### Textauszug

───

Schön zu hören
– aber wohl nicht für alle

Die ARD startet eine neue Hör-App – und testet so die Grenzen dessen aus, was die Öffentlich-Rechtlichen im Internet dürfen

Smart: die neue ARD-Audiothek Foto: SWR/ARD

Von Peter Weissenburger

Kaum noch jemand schaltet zu einer fixen Uhrzeit das Radio an, um sich ein ausgesuchtes Hörspiel, ein Feature, eine Doku reinzuziehen. Und so verschwinden teils aufwendige und teure Hörfunkproduktionen unbemerkt im All.

So jedenfalls sahen das die ErfinderInnen der ARD-App „Audiothek“, die am Mittwoch offiziell gestartet ist. Das neue Angebot bündelt Hörstücke aus allen Kanälen der Sendergemeinschaft. Redaktionell aufbereitet, intuitiv in der Bedienung und zweifelsfrei hörerfreundlich. Aber die App testet auch die Grenzen dessen, was dem öffentlich-rechtlichen Rundfunk im Netz gestattet ist. Freuen dürfte das außerhalb der ARD nicht jeden.

„Die ganze ARD im Hörfunk – auf einen Klick“, so kündigte die Vorsitzende der ARD-Hörfunkkommission Nathalie Wappler das Projekt vor einem Jahr an, die ARD-Vorsitzende Karola Wille freute sich über einen Schritt in Richtung „vernetztes, föderales Content-Netzwerk“. Da war bereits seit einem Jahr klar: Die ARD muss sparen. Die Stichworte dazu sind „Effizienz“ und „Synergie“. Die Anstalten sollen mehr zusammenarbeiten, Doppelstrukturen sollen wegfallen.

Das ist in diesem Fall tatsächlich geschehen. Der „Audiothek“-Projektleiter Jan Weyrauch kommt von Radio Bremen, die App wurde in der Entwicklungsabteilung des BR gebaut. Die Inhalte werden von allen neun Anstalten und dem Deutschlandfunk zur Verfügung gestellt und beim SWR kuratiert. Kosten des komplett ARD-intern umgesetzten Projekts: rund 200.000 Euro.

───

### Vorgegebene Angaben
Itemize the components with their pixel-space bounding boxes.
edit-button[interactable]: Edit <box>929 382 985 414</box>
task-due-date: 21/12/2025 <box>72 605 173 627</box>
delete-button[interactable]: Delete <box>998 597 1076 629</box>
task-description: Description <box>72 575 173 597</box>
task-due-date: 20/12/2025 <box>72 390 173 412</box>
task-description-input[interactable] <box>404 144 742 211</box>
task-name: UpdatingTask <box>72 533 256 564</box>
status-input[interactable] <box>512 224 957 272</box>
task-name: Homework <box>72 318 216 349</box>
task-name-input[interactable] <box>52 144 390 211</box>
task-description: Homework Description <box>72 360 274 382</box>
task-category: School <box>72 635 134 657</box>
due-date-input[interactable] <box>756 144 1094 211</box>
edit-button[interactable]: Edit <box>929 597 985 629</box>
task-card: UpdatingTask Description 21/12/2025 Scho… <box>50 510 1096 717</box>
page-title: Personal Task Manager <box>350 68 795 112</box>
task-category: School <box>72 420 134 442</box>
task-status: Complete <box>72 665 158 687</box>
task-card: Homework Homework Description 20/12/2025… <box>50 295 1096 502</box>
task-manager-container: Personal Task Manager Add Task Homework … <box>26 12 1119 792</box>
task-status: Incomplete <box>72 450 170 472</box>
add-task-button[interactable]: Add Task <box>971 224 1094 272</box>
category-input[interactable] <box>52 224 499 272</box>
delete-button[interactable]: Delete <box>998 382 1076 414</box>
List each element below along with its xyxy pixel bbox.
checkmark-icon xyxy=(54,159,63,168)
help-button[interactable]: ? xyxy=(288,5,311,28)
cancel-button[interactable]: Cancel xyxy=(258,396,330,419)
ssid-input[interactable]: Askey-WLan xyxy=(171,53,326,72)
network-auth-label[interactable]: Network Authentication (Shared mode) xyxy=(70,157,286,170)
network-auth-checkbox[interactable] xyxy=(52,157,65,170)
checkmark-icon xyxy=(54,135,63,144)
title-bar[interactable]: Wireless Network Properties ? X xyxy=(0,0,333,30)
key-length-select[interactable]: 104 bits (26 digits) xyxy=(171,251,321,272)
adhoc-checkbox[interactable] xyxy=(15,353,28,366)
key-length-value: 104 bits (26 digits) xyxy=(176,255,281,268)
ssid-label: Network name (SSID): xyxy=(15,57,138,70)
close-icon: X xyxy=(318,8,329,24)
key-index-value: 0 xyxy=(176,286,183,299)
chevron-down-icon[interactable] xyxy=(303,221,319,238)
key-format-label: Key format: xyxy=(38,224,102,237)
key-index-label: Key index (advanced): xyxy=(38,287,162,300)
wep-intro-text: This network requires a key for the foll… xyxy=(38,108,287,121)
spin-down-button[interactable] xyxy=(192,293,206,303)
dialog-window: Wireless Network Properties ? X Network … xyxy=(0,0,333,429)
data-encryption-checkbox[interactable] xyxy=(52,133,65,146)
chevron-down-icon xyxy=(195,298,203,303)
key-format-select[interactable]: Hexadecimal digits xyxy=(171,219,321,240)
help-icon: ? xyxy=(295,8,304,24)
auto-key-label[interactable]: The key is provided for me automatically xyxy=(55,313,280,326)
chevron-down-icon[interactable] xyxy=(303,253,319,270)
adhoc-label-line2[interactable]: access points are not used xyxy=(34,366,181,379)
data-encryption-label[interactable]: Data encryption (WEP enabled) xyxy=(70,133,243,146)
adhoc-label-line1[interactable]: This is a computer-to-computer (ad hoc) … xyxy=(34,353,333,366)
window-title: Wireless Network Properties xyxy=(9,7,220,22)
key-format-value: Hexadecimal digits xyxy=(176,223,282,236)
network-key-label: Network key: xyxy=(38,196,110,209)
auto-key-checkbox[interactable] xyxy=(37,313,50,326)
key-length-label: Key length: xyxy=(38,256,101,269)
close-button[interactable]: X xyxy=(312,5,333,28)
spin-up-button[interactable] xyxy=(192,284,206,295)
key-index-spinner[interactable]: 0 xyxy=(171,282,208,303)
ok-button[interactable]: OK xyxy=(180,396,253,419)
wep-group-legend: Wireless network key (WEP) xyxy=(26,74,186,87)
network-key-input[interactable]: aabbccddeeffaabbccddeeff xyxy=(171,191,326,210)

───

### Aufgabenstellung
Schreiben Sie aus dem Textauszug über die ARD-Audiothek den Abschnitt von „Das ist in diesem“ bis einschließlich „rund 200.000 Euro.“ wortgetreu ab.

### Lösung
Das ist in diesem Fall tatsächlich geschehen. Der „Audiothek“-Projektleiter Jan Weyrauch kommt von Radio Bremen, die App wurde in der Entwicklungsabteilung des BR gebaut. Die Inhalte werden von allen neun Anstalten und dem Deutschlandfunk zur Verfügung gestellt und beim SWR kuratiert. Kosten des komplett ARD-intern umgesetzten Projekts: rund 200.000 Euro.